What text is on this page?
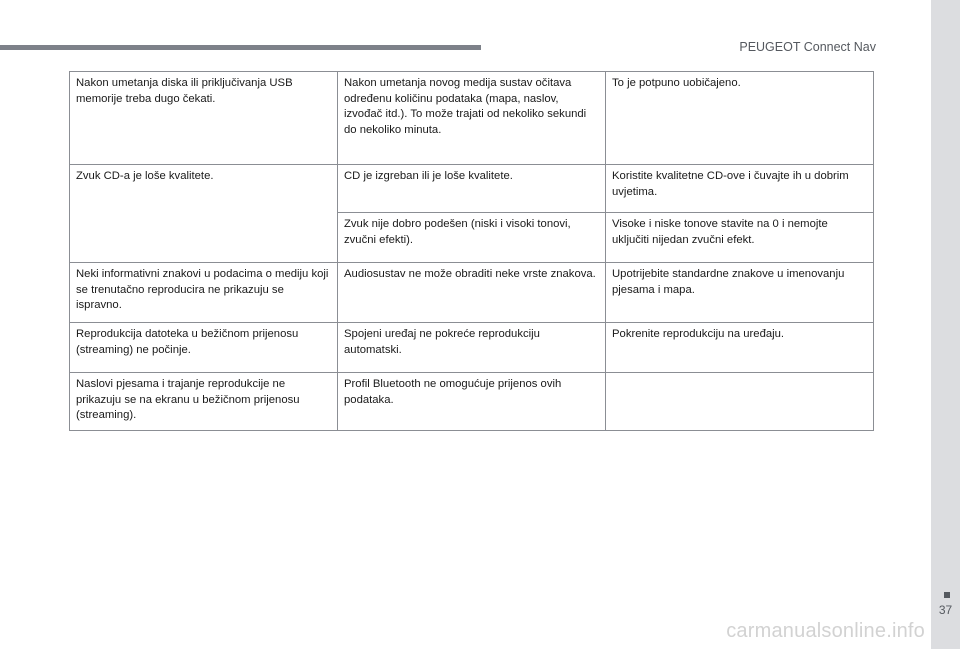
PEUGEOT Connect Nav
37
Nakon umetanja diska ili priključivanja USB memorije treba dugo čekati.	Nakon umetanja novog medija sustav očitava određenu količinu podataka (mapa, naslov, izvođač itd.). To može trajati od nekoliko sekundi do nekoliko minuta.	To je potpuno uobičajeno.
Zvuk CD-a je loše kvalitete.	CD je izgreban ili je loše kvalitete.	Koristite kvalitetne CD-ove i čuvajte ih u dobrim uvjetima.
	Zvuk nije dobro podešen (niski i visoki tonovi, zvučni efekti).	Visoke i niske tonove stavite na 0 i nemojte uključiti nijedan zvučni efekt.
Neki informativni znakovi u podacima o mediju koji se trenutačno reproducira ne prikazuju se ispravno.	Audiosustav ne može obraditi neke vrste znakova.	Upotrijebite standardne znakove u imenovanju pjesama i mapa.
Reprodukcija datoteka u bežičnom prijenosu (streaming) ne počinje.	Spojeni uređaj ne pokreće reprodukciju automatski.	Pokrenite reprodukciju na uređaju.
Naslovi pjesama i trajanje reprodukcije ne prikazuju se na ekranu u bežičnom prijenosu (streaming).	Profil Bluetooth ne omogućuje prijenos ovih podataka.	
carmanualsonline.info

— Work to be completed —
The word "bežičnom" may appear on some lines. Report how many lines hold it, giving the number alone.

— Reply —
2